(Problem description): Where a line below holds the string "Jéssica", copy that line.
## BEGIN
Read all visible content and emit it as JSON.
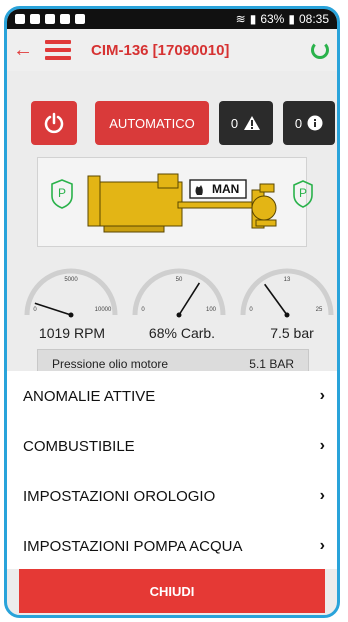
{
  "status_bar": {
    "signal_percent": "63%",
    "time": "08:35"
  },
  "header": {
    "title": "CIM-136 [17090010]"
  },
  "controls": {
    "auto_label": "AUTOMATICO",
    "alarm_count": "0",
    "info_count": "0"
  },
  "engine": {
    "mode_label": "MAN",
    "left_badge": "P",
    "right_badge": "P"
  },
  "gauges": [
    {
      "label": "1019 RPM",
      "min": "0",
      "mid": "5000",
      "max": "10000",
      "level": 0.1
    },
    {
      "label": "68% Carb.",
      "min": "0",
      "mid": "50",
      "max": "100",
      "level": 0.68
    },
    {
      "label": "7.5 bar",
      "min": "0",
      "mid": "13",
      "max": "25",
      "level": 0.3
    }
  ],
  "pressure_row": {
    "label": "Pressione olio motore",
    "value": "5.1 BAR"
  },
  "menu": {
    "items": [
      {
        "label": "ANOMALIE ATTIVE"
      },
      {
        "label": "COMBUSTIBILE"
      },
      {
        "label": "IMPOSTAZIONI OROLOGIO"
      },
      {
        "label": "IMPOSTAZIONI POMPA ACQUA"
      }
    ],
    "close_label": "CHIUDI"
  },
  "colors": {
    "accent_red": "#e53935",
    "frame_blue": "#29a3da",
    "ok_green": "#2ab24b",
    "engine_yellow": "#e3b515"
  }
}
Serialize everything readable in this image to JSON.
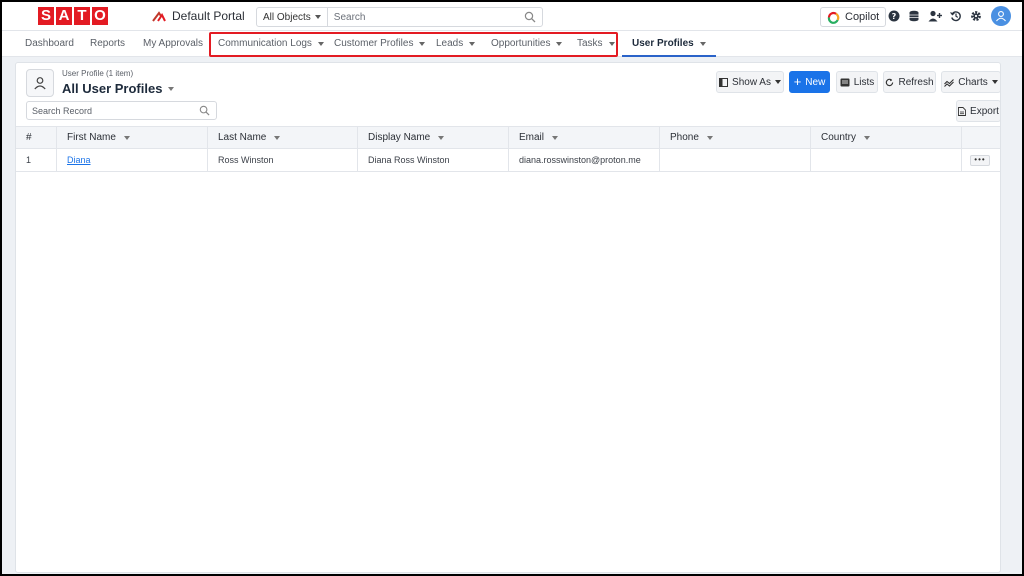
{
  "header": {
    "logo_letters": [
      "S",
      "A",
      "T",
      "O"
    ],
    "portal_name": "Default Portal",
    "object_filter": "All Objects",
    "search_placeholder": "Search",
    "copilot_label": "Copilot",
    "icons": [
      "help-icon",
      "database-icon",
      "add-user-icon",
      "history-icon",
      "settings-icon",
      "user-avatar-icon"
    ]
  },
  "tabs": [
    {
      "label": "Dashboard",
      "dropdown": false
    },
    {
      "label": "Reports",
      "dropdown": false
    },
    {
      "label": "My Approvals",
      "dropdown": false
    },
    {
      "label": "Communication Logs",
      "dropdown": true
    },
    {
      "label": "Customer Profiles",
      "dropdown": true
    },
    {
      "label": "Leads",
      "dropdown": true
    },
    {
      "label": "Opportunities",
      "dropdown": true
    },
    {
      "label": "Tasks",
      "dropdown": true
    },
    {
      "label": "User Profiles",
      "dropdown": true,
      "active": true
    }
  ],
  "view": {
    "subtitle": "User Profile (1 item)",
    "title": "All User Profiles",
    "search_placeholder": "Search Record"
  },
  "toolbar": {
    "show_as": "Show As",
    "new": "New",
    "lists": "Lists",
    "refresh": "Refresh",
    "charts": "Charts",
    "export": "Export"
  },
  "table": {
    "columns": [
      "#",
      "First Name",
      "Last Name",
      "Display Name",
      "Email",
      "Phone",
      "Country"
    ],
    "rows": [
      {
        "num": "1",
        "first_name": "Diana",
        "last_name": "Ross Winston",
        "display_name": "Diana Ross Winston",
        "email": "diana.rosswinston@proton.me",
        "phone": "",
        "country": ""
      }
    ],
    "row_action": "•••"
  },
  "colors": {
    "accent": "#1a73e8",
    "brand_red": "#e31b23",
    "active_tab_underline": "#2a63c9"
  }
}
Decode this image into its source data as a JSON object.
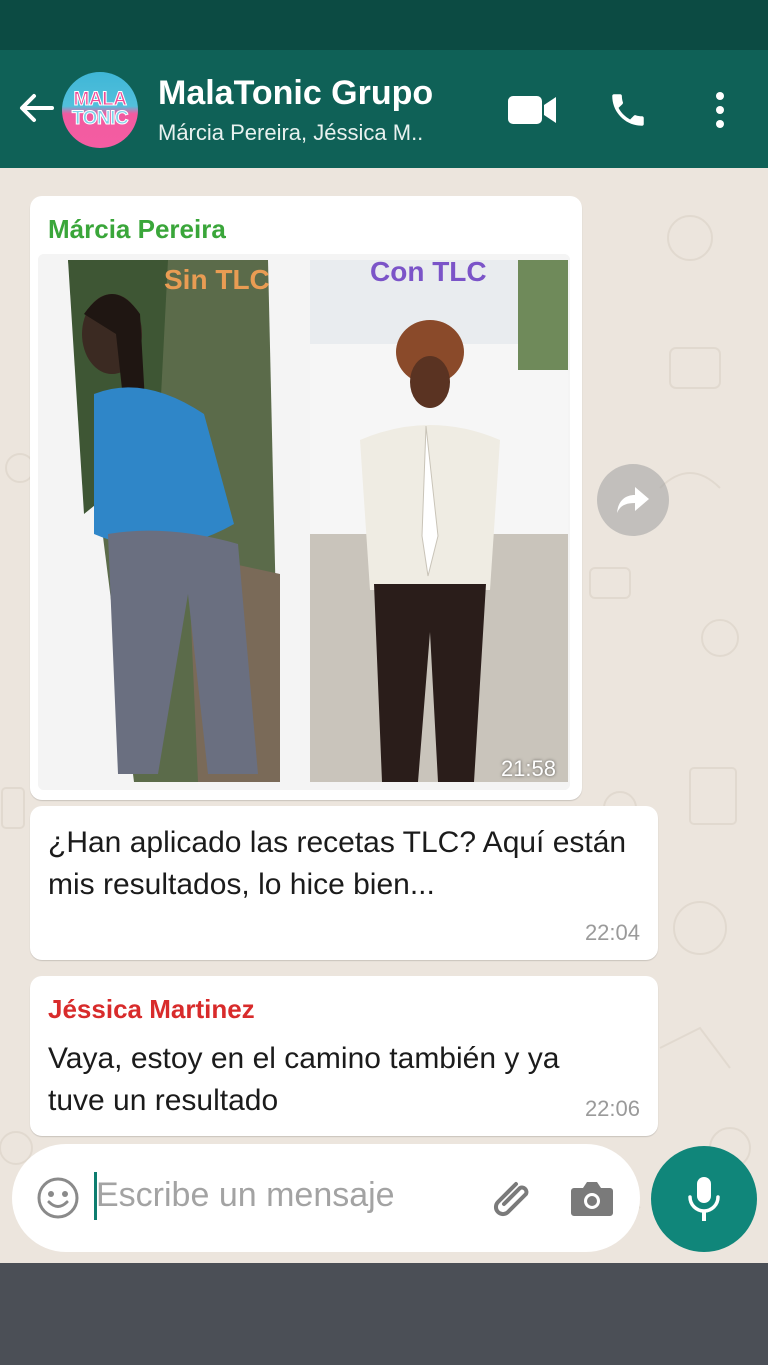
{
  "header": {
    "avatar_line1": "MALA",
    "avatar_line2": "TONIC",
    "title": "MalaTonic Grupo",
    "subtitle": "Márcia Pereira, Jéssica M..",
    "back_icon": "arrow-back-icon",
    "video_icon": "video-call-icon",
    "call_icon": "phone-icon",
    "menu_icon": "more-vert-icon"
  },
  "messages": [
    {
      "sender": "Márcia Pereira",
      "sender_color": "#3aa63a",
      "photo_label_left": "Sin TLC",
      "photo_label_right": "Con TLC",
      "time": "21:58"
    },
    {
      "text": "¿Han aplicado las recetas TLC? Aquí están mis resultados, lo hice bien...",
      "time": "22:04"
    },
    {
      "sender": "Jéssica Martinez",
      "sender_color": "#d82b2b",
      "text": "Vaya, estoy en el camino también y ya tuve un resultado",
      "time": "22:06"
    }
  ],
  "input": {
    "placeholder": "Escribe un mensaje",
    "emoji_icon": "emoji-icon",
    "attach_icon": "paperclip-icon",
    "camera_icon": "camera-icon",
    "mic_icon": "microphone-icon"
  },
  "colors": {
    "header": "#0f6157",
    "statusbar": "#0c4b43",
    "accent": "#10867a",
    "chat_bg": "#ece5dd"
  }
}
## END
(Task answer):
    "subtitle": "Márcia Pereira, Jéssica M..",
      "sender": "Jéssica Martinez",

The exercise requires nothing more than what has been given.